EXERCISE INSTRUCTIONS> Go through the listing and copy each line with the string "should".
--
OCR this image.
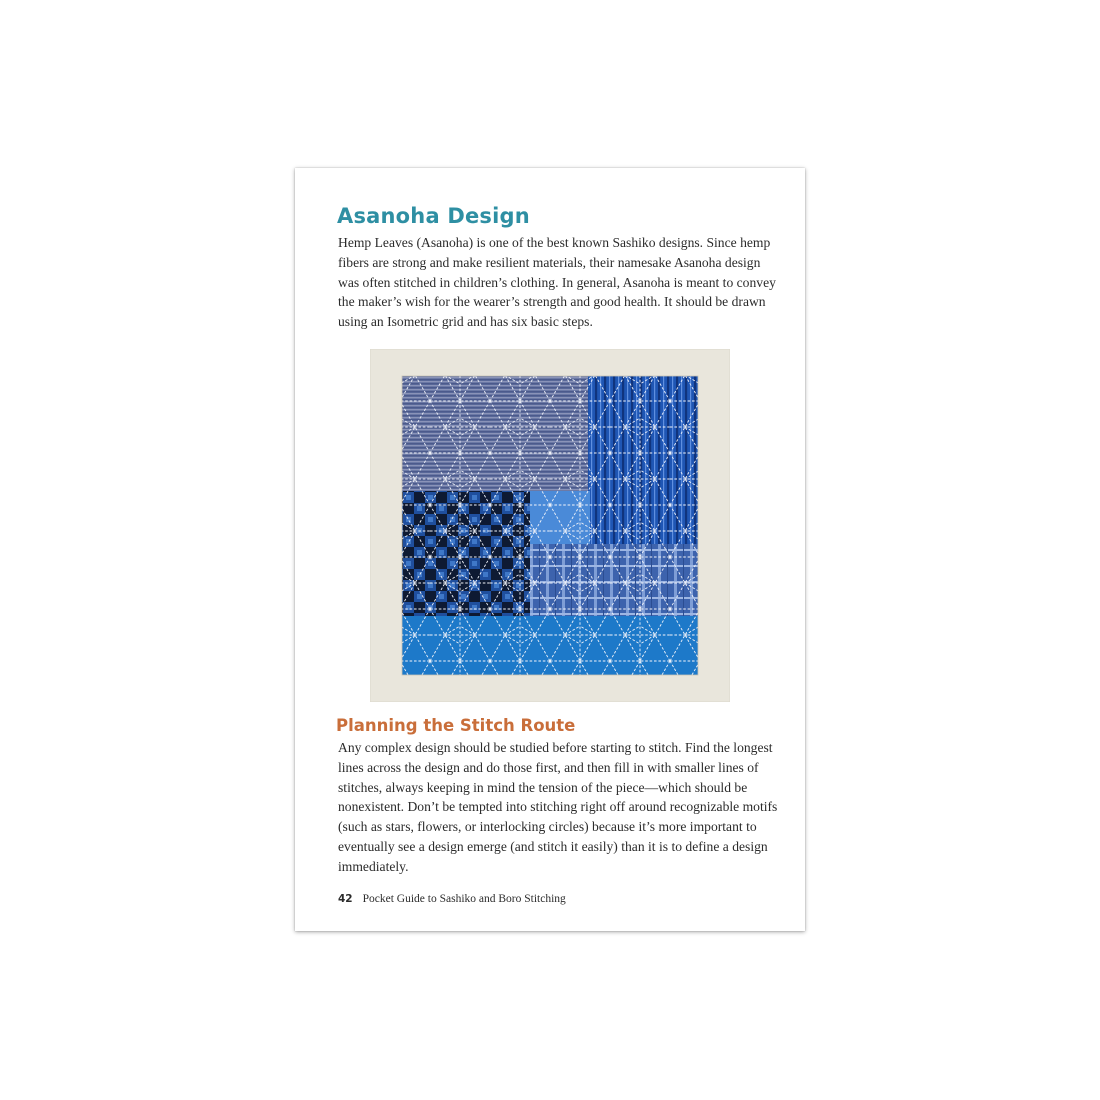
Asanoha Design

Hemp Leaves (Asanoha) is one of the best known Sashiko designs. Since hemp fibers are strong and make resilient materials, their namesake Asanoha design was often stitched in children’s clothing. In general, Asanoha is meant to convey the maker’s wish for the wearer’s strength and good health. It should be drawn using an Isometric grid and has six basic steps.

Planning the Stitch Route

Any complex design should be studied before starting to stitch. Find the longest lines across the design and do those first, and then fill in with smaller lines of stitches, always keeping in mind the tension of the piece—which should be nonexistent. Don’t be tempted into stitching right off around recognizable motifs (such as stars, flowers, or interlocking circles) because it’s more important to eventually see a design emerge (and stitch it easily) than it is to define a design immediately.

42 Pocket Guide to Sashiko and Boro Stitching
--
FINISHED EXERCISE>
Hemp Leaves (Asanoha) is one of the best known Sashiko designs. Since hemp fibers are strong and make resilient materials, their namesake Asanoha design was often stitched in children’s clothing. In general, Asanoha is meant to convey the maker’s wish for the wearer’s strength and good health. It should be drawn using an Isometric grid and has six basic steps.
Any complex design should be studied before starting to stitch. Find the longest lines across the design and do those first, and then fill in with smaller lines of stitches, always keeping in mind the tension of the piece—which should be nonexistent. Don’t be tempted into stitching right off around recognizable motifs (such as stars, flowers, or interlocking circles) because it’s more important to eventually see a design emerge (and stitch it easily) than it is to define a design immediately.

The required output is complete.